◆ What to do: Exactly as they appear, output all of the entries.

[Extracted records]

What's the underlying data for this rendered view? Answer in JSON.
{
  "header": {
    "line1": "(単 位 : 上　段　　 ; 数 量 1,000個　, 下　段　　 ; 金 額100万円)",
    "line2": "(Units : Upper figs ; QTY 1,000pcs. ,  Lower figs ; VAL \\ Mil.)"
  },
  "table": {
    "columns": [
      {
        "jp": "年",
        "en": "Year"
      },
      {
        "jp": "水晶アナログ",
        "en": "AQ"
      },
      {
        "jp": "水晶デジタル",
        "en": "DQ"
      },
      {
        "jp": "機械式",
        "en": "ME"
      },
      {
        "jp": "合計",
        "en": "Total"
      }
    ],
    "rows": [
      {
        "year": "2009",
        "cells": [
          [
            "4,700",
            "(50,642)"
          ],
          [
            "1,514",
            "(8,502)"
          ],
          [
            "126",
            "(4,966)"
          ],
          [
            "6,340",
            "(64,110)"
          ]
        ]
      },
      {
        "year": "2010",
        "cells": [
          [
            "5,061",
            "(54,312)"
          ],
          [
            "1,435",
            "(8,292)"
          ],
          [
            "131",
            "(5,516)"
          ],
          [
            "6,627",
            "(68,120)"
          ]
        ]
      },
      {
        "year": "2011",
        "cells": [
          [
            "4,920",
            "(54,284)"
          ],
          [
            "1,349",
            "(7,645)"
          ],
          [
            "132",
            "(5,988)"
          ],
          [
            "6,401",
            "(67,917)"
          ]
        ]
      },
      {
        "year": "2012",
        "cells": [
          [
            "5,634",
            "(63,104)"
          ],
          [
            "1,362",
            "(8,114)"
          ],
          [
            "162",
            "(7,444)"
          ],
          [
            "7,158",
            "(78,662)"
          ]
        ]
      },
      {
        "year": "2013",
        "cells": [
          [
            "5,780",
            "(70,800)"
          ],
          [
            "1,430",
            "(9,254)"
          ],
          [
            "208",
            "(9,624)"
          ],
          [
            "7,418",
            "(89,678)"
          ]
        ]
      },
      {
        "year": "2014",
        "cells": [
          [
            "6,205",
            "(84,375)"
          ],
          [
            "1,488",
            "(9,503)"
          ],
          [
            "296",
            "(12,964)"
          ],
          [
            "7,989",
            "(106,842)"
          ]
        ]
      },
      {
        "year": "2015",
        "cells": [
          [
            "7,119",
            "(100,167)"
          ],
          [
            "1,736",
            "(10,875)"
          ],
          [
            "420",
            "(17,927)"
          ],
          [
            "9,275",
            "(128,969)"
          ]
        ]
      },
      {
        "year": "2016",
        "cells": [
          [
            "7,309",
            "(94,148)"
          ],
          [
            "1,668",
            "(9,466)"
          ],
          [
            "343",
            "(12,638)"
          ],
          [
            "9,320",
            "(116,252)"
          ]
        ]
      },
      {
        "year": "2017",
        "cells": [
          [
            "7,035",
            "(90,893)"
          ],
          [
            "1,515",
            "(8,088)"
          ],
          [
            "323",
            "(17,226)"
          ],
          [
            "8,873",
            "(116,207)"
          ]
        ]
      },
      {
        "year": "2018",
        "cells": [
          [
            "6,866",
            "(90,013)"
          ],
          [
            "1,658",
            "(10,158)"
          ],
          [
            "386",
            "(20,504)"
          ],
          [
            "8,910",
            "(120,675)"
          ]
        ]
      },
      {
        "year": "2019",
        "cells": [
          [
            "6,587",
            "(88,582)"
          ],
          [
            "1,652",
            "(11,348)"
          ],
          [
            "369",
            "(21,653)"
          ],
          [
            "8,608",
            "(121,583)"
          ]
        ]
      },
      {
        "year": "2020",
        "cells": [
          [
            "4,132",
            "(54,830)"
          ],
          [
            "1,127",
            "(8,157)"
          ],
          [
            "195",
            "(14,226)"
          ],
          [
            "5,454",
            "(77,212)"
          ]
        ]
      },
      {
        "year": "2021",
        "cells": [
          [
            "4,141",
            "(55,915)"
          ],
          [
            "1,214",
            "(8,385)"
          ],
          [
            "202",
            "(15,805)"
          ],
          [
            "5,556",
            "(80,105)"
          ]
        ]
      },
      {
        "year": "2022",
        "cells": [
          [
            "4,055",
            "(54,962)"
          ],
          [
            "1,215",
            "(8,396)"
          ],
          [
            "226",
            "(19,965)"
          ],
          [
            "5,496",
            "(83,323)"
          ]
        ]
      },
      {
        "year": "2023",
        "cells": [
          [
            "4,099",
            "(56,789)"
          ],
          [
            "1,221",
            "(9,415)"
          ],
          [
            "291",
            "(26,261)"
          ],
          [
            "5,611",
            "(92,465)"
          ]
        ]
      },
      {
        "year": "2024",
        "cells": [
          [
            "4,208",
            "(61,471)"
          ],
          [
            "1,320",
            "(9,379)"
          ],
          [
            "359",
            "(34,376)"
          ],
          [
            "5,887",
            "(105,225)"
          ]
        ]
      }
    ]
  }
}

◆ Result for this task:
What's the underlying data for this rendered view? Answer in JSON.
{
  "header": {
    "line1": "(単 位 : 上　段　　 ; 数 量 1,000個　, 下　段　　 ; 金 額100万円)",
    "line2": "(Units : Upper figs ; QTY 1,000pcs. ,  Lower figs ; VAL \\ Mil.)"
  },
  "table": {
    "columns": [
      {
        "jp": "年",
        "en": "Year"
      },
      {
        "jp": "水晶アナログ",
        "en": "AQ"
      },
      {
        "jp": "水晶デジタル",
        "en": "DQ"
      },
      {
        "jp": "機械式",
        "en": "ME"
      },
      {
        "jp": "合計",
        "en": "Total"
      }
    ],
    "rows": [
      {
        "year": "2009",
        "cells": [
          [
            "4,700",
            "(50,642)"
          ],
          [
            "1,514",
            "(8,502)"
          ],
          [
            "126",
            "(4,966)"
          ],
          [
            "6,340",
            "(64,110)"
          ]
        ]
      },
      {
        "year": "2010",
        "cells": [
          [
            "5,061",
            "(54,312)"
          ],
          [
            "1,435",
            "(8,292)"
          ],
          [
            "131",
            "(5,516)"
          ],
          [
            "6,627",
            "(68,120)"
          ]
        ]
      },
      {
        "year": "2011",
        "cells": [
          [
            "4,920",
            "(54,284)"
          ],
          [
            "1,349",
            "(7,645)"
          ],
          [
            "132",
            "(5,988)"
          ],
          [
            "6,401",
            "(67,917)"
          ]
        ]
      },
      {
        "year": "2012",
        "cells": [
          [
            "5,634",
            "(63,104)"
          ],
          [
            "1,362",
            "(8,114)"
          ],
          [
            "162",
            "(7,444)"
          ],
          [
            "7,158",
            "(78,662)"
          ]
        ]
      },
      {
        "year": "2013",
        "cells": [
          [
            "5,780",
            "(70,800)"
          ],
          [
            "1,430",
            "(9,254)"
          ],
          [
            "208",
            "(9,624)"
          ],
          [
            "7,418",
            "(89,678)"
          ]
        ]
      },
      {
        "year": "2014",
        "cells": [
          [
            "6,205",
            "(84,375)"
          ],
          [
            "1,488",
            "(9,503)"
          ],
          [
            "296",
            "(12,964)"
          ],
          [
            "7,989",
            "(106,842)"
          ]
        ]
      },
      {
        "year": "2015",
        "cells": [
          [
            "7,119",
            "(100,167)"
          ],
          [
            "1,736",
            "(10,875)"
          ],
          [
            "420",
            "(17,927)"
          ],
          [
            "9,275",
            "(128,969)"
          ]
        ]
      },
      {
        "year": "2016",
        "cells": [
          [
            "7,309",
            "(94,148)"
          ],
          [
            "1,668",
            "(9,466)"
          ],
          [
            "343",
            "(12,638)"
          ],
          [
            "9,320",
            "(116,252)"
          ]
        ]
      },
      {
        "year": "2017",
        "cells": [
          [
            "7,035",
            "(90,893)"
          ],
          [
            "1,515",
            "(8,088)"
          ],
          [
            "323",
            "(17,226)"
          ],
          [
            "8,873",
            "(116,207)"
          ]
        ]
      },
      {
        "year": "2018",
        "cells": [
          [
            "6,866",
            "(90,013)"
          ],
          [
            "1,658",
            "(10,158)"
          ],
          [
            "386",
            "(20,504)"
          ],
          [
            "8,910",
            "(120,675)"
          ]
        ]
      },
      {
        "year": "2019",
        "cells": [
          [
            "6,587",
            "(88,582)"
          ],
          [
            "1,652",
            "(11,348)"
          ],
          [
            "369",
            "(21,653)"
          ],
          [
            "8,608",
            "(121,583)"
          ]
        ]
      },
      {
        "year": "2020",
        "cells": [
          [
            "4,132",
            "(54,830)"
          ],
          [
            "1,127",
            "(8,157)"
          ],
          [
            "195",
            "(14,226)"
          ],
          [
            "5,454",
            "(77,212)"
          ]
        ]
      },
      {
        "year": "2021",
        "cells": [
          [
            "4,141",
            "(55,915)"
          ],
          [
            "1,214",
            "(8,385)"
          ],
          [
            "202",
            "(15,805)"
          ],
          [
            "5,556",
            "(80,105)"
          ]
        ]
      },
      {
        "year": "2022",
        "cells": [
          [
            "4,055",
            "(54,962)"
          ],
          [
            "1,215",
            "(8,396)"
          ],
          [
            "226",
            "(19,965)"
          ],
          [
            "5,496",
            "(83,323)"
          ]
        ]
      },
      {
        "year": "2023",
        "cells": [
          [
            "4,099",
            "(56,789)"
          ],
          [
            "1,221",
            "(9,415)"
          ],
          [
            "291",
            "(26,261)"
          ],
          [
            "5,611",
            "(92,465)"
          ]
        ]
      },
      {
        "year": "2024",
        "cells": [
          [
            "4,208",
            "(61,471)"
          ],
          [
            "1,320",
            "(9,379)"
          ],
          [
            "359",
            "(34,376)"
          ],
          [
            "5,887",
            "(105,225)"
          ]
        ]
      }
    ]
  }
}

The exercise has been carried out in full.